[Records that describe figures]

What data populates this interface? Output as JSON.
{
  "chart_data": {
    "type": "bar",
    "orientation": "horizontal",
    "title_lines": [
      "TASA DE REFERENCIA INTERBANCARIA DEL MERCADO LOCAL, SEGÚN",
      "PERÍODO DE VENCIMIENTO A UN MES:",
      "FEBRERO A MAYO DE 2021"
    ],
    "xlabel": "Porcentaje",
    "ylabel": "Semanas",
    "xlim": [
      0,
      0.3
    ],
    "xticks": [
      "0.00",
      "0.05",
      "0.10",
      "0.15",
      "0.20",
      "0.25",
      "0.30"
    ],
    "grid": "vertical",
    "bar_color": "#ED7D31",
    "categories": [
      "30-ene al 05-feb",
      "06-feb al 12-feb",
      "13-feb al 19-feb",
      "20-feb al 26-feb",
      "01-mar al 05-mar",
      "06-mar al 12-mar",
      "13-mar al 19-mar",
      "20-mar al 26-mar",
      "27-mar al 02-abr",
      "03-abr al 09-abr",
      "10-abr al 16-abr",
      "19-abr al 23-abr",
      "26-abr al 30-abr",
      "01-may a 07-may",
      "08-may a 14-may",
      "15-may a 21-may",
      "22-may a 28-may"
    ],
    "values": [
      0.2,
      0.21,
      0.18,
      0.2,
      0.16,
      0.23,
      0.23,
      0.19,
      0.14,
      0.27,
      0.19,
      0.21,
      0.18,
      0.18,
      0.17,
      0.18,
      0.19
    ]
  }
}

## REQUIREMENT:
Repeat the records above exactly as they appear.

## SOLUTION TO THIS PROBLEM:
What data populates this interface? Output as JSON.
{
  "chart_data": {
    "type": "bar",
    "orientation": "horizontal",
    "title_lines": [
      "TASA DE REFERENCIA INTERBANCARIA DEL MERCADO LOCAL, SEGÚN",
      "PERÍODO DE VENCIMIENTO A UN MES:",
      "FEBRERO A MAYO DE 2021"
    ],
    "xlabel": "Porcentaje",
    "ylabel": "Semanas",
    "xlim": [
      0,
      0.3
    ],
    "xticks": [
      "0.00",
      "0.05",
      "0.10",
      "0.15",
      "0.20",
      "0.25",
      "0.30"
    ],
    "grid": "vertical",
    "bar_color": "#ED7D31",
    "categories": [
      "30-ene al 05-feb",
      "06-feb al 12-feb",
      "13-feb al 19-feb",
      "20-feb al 26-feb",
      "01-mar al 05-mar",
      "06-mar al 12-mar",
      "13-mar al 19-mar",
      "20-mar al 26-mar",
      "27-mar al 02-abr",
      "03-abr al 09-abr",
      "10-abr al 16-abr",
      "19-abr al 23-abr",
      "26-abr al 30-abr",
      "01-may a 07-may",
      "08-may a 14-may",
      "15-may a 21-may",
      "22-may a 28-may"
    ],
    "values": [
      0.2,
      0.21,
      0.18,
      0.2,
      0.16,
      0.23,
      0.23,
      0.19,
      0.14,
      0.27,
      0.19,
      0.21,
      0.18,
      0.18,
      0.17,
      0.18,
      0.19
    ]
  }
}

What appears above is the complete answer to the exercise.